### RECORD EXCERPTS
....................
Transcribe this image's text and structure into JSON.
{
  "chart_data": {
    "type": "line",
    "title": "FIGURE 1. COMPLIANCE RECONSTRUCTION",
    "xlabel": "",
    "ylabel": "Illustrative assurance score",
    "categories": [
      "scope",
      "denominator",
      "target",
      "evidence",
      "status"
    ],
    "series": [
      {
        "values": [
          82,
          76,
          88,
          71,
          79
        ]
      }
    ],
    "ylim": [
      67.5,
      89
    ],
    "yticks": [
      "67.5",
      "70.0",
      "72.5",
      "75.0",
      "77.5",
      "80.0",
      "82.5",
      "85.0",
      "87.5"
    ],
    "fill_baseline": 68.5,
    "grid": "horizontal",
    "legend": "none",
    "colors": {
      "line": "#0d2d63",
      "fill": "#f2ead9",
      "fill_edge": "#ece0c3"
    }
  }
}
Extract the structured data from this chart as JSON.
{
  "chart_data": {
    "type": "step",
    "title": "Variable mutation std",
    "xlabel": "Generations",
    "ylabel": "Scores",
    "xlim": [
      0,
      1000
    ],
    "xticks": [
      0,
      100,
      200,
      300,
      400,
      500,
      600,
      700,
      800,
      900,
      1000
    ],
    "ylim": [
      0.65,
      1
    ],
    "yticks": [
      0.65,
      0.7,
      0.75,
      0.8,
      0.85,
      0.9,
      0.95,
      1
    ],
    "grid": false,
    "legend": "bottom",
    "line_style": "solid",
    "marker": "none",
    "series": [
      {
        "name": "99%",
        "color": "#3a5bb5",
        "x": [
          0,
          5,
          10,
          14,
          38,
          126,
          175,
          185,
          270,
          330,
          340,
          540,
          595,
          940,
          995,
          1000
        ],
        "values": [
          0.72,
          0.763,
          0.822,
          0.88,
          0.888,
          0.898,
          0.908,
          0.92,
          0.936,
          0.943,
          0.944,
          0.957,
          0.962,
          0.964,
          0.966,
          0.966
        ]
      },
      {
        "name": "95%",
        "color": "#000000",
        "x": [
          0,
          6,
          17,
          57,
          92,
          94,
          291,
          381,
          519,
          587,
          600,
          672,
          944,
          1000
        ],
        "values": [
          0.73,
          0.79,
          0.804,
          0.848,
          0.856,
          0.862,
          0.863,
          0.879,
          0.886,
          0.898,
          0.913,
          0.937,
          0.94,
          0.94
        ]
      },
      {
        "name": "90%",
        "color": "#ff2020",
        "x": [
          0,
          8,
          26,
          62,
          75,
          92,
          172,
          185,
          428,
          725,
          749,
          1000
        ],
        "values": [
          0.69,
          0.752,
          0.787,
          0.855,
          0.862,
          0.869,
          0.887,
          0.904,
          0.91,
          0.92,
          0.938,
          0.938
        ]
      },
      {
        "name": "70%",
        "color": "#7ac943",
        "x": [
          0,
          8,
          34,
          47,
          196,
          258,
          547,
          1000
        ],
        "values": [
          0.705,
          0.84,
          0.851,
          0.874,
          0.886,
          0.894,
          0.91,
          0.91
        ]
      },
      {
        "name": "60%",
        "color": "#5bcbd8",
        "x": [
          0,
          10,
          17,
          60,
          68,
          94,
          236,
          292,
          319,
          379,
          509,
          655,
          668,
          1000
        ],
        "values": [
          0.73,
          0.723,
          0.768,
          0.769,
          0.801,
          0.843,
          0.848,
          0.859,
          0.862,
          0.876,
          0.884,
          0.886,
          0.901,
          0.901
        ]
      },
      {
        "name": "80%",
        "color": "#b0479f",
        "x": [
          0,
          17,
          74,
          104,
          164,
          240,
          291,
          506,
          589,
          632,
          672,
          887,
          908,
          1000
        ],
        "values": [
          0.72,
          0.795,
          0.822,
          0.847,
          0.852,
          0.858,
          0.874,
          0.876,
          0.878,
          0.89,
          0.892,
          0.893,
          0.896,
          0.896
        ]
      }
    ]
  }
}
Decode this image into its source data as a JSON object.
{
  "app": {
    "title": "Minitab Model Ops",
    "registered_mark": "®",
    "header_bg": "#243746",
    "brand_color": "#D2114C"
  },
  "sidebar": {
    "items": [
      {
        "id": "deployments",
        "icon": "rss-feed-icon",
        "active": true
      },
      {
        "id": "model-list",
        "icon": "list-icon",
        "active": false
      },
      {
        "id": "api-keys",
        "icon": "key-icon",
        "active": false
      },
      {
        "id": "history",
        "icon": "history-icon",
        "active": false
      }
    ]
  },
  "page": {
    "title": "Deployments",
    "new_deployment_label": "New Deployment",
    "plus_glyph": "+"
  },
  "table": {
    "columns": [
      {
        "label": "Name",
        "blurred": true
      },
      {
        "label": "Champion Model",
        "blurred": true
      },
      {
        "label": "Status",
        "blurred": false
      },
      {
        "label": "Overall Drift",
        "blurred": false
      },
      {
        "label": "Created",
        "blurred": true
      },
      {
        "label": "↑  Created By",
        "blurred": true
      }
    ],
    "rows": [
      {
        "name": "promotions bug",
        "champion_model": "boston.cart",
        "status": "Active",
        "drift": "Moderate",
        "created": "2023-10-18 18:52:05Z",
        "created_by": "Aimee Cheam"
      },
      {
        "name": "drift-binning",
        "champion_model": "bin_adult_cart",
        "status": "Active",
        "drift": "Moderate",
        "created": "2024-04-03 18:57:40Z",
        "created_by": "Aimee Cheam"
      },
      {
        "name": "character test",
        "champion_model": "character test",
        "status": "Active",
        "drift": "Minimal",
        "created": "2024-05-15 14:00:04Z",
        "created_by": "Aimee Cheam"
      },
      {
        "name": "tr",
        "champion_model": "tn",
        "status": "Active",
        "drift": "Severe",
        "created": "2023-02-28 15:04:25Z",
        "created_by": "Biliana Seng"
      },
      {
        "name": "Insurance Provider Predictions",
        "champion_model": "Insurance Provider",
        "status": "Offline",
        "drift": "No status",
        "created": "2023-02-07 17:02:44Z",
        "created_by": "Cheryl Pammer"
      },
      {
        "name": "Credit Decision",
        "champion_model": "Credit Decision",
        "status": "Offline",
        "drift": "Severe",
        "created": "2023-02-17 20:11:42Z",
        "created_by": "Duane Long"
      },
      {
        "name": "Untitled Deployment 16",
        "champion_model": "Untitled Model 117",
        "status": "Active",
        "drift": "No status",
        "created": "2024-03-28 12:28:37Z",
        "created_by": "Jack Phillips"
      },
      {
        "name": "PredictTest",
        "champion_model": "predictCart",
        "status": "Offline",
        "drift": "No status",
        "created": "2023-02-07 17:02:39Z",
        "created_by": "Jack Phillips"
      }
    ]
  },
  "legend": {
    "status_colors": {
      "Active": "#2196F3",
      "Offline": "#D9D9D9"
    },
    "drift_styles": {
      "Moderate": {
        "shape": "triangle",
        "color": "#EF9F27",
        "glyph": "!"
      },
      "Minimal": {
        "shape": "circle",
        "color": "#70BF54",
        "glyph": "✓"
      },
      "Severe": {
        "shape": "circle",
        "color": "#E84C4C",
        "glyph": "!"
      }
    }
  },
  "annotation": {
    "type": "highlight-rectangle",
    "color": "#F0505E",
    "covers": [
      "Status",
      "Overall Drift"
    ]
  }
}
....................
### INSTRUCTIONS TO FOLLOW
Return the whole listing exactly, with every line included.

### TASK OUTPUT
Transcribe this image's text and structure into JSON.
{
  "chart_data": {
    "type": "line",
    "title": "FIGURE 1. COMPLIANCE RECONSTRUCTION",
    "xlabel": "",
    "ylabel": "Illustrative assurance score",
    "categories": [
      "scope",
      "denominator",
      "target",
      "evidence",
      "status"
    ],
    "series": [
      {
        "values": [
          82,
          76,
          88,
          71,
          79
        ]
      }
    ],
    "ylim": [
      67.5,
      89
    ],
    "yticks": [
      "67.5",
      "70.0",
      "72.5",
      "75.0",
      "77.5",
      "80.0",
      "82.5",
      "85.0",
      "87.5"
    ],
    "fill_baseline": 68.5,
    "grid": "horizontal",
    "legend": "none",
    "colors": {
      "line": "#0d2d63",
      "fill": "#f2ead9",
      "fill_edge": "#ece0c3"
    }
  }
}
Extract the structured data from this chart as JSON.
{
  "chart_data": {
    "type": "step",
    "title": "Variable mutation std",
    "xlabel": "Generations",
    "ylabel": "Scores",
    "xlim": [
      0,
      1000
    ],
    "xticks": [
      0,
      100,
      200,
      300,
      400,
      500,
      600,
      700,
      800,
      900,
      1000
    ],
    "ylim": [
      0.65,
      1
    ],
    "yticks": [
      0.65,
      0.7,
      0.75,
      0.8,
      0.85,
      0.9,
      0.95,
      1
    ],
    "grid": false,
    "legend": "bottom",
    "line_style": "solid",
    "marker": "none",
    "series": [
      {
        "name": "99%",
        "color": "#3a5bb5",
        "x": [
          0,
          5,
          10,
          14,
          38,
          126,
          175,
          185,
          270,
          330,
          340,
          540,
          595,
          940,
          995,
          1000
        ],
        "values": [
          0.72,
          0.763,
          0.822,
          0.88,
          0.888,
          0.898,
          0.908,
          0.92,
          0.936,
          0.943,
          0.944,
          0.957,
          0.962,
          0.964,
          0.966,
          0.966
        ]
      },
      {
        "name": "95%",
        "color": "#000000",
        "x": [
          0,
          6,
          17,
          57,
          92,
          94,
          291,
          381,
          519,
          587,
          600,
          672,
          944,
          1000
        ],
        "values": [
          0.73,
          0.79,
          0.804,
          0.848,
          0.856,
          0.862,
          0.863,
          0.879,
          0.886,
          0.898,
          0.913,
          0.937,
          0.94,
          0.94
        ]
      },
      {
        "name": "90%",
        "color": "#ff2020",
        "x": [
          0,
          8,
          26,
          62,
          75,
          92,
          172,
          185,
          428,
          725,
          749,
          1000
        ],
        "values": [
          0.69,
          0.752,
          0.787,
          0.855,
          0.862,
          0.869,
          0.887,
          0.904,
          0.91,
          0.92,
          0.938,
          0.938
        ]
      },
      {
        "name": "70%",
        "color": "#7ac943",
        "x": [
          0,
          8,
          34,
          47,
          196,
          258,
          547,
          1000
        ],
        "values": [
          0.705,
          0.84,
          0.851,
          0.874,
          0.886,
          0.894,
          0.91,
          0.91
        ]
      },
      {
        "name": "60%",
        "color": "#5bcbd8",
        "x": [
          0,
          10,
          17,
          60,
          68,
          94,
          236,
          292,
          319,
          379,
          509,
          655,
          668,
          1000
        ],
        "values": [
          0.73,
          0.723,
          0.768,
          0.769,
          0.801,
          0.843,
          0.848,
          0.859,
          0.862,
          0.876,
          0.884,
          0.886,
          0.901,
          0.901
        ]
      },
      {
        "name": "80%",
        "color": "#b0479f",
        "x": [
          0,
          17,
          74,
          104,
          164,
          240,
          291,
          506,
          589,
          632,
          672,
          887,
          908,
          1000
        ],
        "values": [
          0.72,
          0.795,
          0.822,
          0.847,
          0.852,
          0.858,
          0.874,
          0.876,
          0.878,
          0.89,
          0.892,
          0.893,
          0.896,
          0.896
        ]
      }
    ]
  }
}
Decode this image into its source data as a JSON object.
{
  "app": {
    "title": "Minitab Model Ops",
    "registered_mark": "®",
    "header_bg": "#243746",
    "brand_color": "#D2114C"
  },
  "sidebar": {
    "items": [
      {
        "id": "deployments",
        "icon": "rss-feed-icon",
        "active": true
      },
      {
        "id": "model-list",
        "icon": "list-icon",
        "active": false
      },
      {
        "id": "api-keys",
        "icon": "key-icon",
        "active": false
      },
      {
        "id": "history",
        "icon": "history-icon",
        "active": false
      }
    ]
  },
  "page": {
    "title": "Deployments",
    "new_deployment_label": "New Deployment",
    "plus_glyph": "+"
  },
  "table": {
    "columns": [
      {
        "label": "Name",
        "blurred": true
      },
      {
        "label": "Champion Model",
        "blurred": true
      },
      {
        "label": "Status",
        "blurred": false
      },
      {
        "label": "Overall Drift",
        "blurred": false
      },
      {
        "label": "Created",
        "blurred": true
      },
      {
        "label": "↑  Created By",
        "blurred": true
      }
    ],
    "rows": [
      {
        "name": "promotions bug",
        "champion_model": "boston.cart",
        "status": "Active",
        "drift": "Moderate",
        "created": "2023-10-18 18:52:05Z",
        "created_by": "Aimee Cheam"
      },
      {
        "name": "drift-binning",
        "champion_model": "bin_adult_cart",
        "status": "Active",
        "drift": "Moderate",
        "created": "2024-04-03 18:57:40Z",
        "created_by": "Aimee Cheam"
      },
      {
        "name": "character test",
        "champion_model": "character test",
        "status": "Active",
        "drift": "Minimal",
        "created": "2024-05-15 14:00:04Z",
        "created_by": "Aimee Cheam"
      },
      {
        "name": "tr",
        "champion_model": "tn",
        "status": "Active",
        "drift": "Severe",
        "created": "2023-02-28 15:04:25Z",
        "created_by": "Biliana Seng"
      },
      {
        "name": "Insurance Provider Predictions",
        "champion_model": "Insurance Provider",
        "status": "Offline",
        "drift": "No status",
        "created": "2023-02-07 17:02:44Z",
        "created_by": "Cheryl Pammer"
      },
      {
        "name": "Credit Decision",
        "champion_model": "Credit Decision",
        "status": "Offline",
        "drift": "Severe",
        "created": "2023-02-17 20:11:42Z",
        "created_by": "Duane Long"
      },
      {
        "name": "Untitled Deployment 16",
        "champion_model": "Untitled Model 117",
        "status": "Active",
        "drift": "No status",
        "created": "2024-03-28 12:28:37Z",
        "created_by": "Jack Phillips"
      },
      {
        "name": "PredictTest",
        "champion_model": "predictCart",
        "status": "Offline",
        "drift": "No status",
        "created": "2023-02-07 17:02:39Z",
        "created_by": "Jack Phillips"
      }
    ]
  },
  "legend": {
    "status_colors": {
      "Active": "#2196F3",
      "Offline": "#D9D9D9"
    },
    "drift_styles": {
      "Moderate": {
        "shape": "triangle",
        "color": "#EF9F27",
        "glyph": "!"
      },
      "Minimal": {
        "shape": "circle",
        "color": "#70BF54",
        "glyph": "✓"
      },
      "Severe": {
        "shape": "circle",
        "color": "#E84C4C",
        "glyph": "!"
      }
    }
  },
  "annotation": {
    "type": "highlight-rectangle",
    "color": "#F0505E",
    "covers": [
      "Status",
      "Overall Drift"
    ]
  }
}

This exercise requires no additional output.